Begin Information shown

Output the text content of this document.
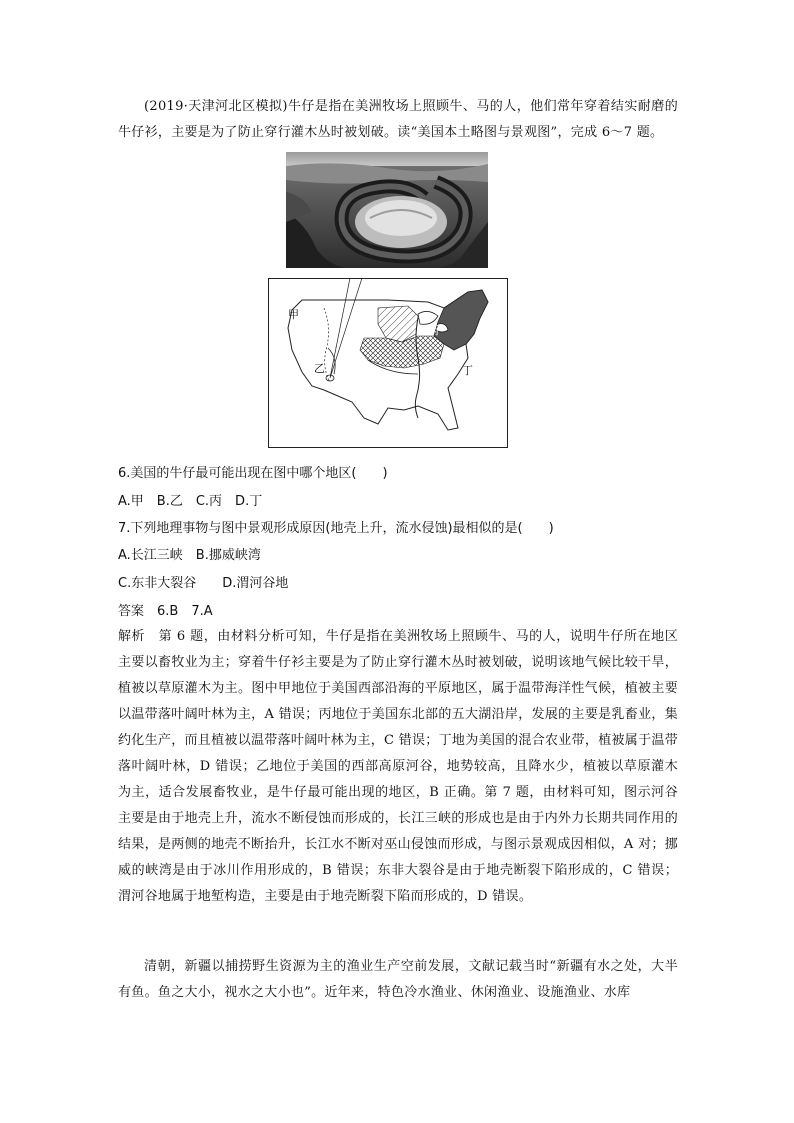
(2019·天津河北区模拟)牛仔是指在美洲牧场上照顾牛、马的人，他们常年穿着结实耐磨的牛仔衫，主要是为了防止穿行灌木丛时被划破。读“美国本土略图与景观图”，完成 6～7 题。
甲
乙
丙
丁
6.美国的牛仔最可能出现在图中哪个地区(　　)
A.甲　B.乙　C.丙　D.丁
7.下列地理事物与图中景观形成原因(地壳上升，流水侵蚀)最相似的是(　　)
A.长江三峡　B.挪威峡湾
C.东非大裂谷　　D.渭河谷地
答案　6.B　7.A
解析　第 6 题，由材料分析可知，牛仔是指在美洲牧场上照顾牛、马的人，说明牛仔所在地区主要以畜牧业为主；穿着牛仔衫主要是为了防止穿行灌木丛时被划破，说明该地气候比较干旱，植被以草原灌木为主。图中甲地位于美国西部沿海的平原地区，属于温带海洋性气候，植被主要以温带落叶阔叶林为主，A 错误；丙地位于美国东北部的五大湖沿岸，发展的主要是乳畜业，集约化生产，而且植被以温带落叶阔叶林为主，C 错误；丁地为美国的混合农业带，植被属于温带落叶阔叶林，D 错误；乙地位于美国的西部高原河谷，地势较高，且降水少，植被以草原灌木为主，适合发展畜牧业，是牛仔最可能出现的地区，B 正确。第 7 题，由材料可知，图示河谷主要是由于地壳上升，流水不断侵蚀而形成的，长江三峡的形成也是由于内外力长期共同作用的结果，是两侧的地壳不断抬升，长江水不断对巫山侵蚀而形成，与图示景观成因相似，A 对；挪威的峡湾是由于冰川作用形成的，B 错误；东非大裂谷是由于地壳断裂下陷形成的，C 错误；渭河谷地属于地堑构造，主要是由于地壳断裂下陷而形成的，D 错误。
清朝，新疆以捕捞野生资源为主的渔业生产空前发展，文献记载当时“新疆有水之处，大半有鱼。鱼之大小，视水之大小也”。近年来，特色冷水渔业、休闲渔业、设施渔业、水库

End Information shown
Begin Information shown

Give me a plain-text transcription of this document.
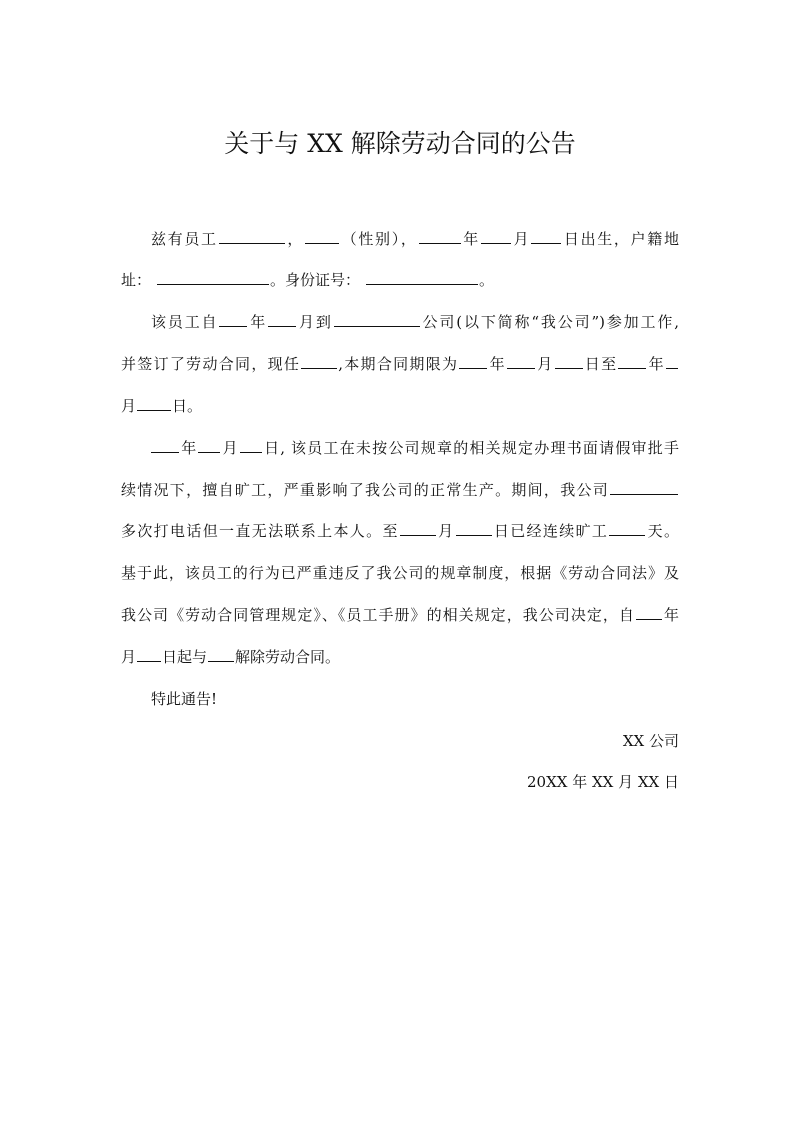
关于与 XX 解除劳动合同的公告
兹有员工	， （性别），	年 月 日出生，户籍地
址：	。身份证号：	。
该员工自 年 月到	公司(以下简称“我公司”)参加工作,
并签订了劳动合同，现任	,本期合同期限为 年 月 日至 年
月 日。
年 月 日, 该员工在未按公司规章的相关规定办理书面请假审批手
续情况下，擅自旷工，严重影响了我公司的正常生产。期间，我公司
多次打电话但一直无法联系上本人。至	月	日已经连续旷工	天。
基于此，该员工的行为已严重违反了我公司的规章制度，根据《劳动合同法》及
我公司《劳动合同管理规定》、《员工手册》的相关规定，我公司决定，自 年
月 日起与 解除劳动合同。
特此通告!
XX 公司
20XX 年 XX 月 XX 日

End Information shown
Begin Information shown

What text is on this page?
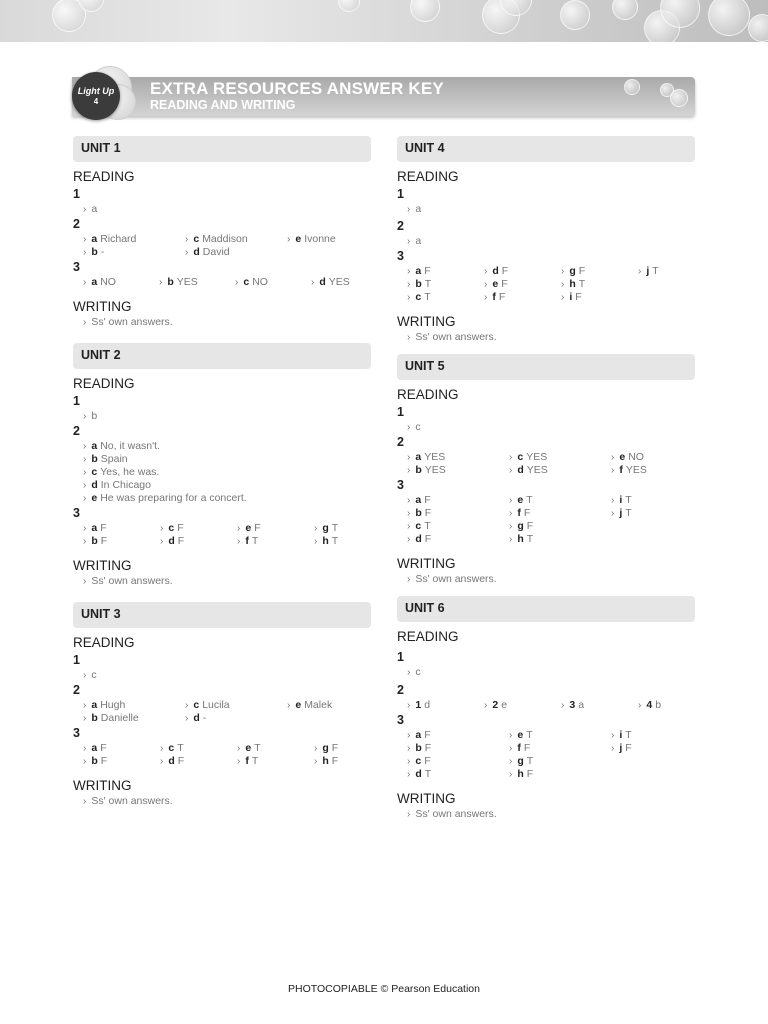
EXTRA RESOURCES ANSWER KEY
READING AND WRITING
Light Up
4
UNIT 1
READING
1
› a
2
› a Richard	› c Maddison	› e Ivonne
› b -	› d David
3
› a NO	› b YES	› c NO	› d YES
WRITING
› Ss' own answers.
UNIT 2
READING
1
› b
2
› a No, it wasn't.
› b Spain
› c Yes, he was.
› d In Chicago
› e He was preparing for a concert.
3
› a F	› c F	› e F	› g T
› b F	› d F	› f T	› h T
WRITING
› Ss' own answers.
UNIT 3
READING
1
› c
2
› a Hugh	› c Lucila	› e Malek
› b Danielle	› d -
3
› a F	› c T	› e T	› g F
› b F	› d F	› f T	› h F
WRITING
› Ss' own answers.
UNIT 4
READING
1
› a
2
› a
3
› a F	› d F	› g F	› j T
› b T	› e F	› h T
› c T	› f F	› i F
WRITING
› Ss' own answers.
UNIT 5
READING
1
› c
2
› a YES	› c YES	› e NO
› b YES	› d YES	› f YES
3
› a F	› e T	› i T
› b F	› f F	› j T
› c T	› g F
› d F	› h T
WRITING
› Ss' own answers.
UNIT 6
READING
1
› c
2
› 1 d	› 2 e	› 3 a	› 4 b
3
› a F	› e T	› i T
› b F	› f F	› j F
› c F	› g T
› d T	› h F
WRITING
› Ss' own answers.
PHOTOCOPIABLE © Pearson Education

End Information shown

Given instruction: In the listing above, find each line with the word "UNIT" and copy it.

Solution for this task:
UNIT 1
UNIT 2
UNIT 3
UNIT 4
UNIT 5
UNIT 6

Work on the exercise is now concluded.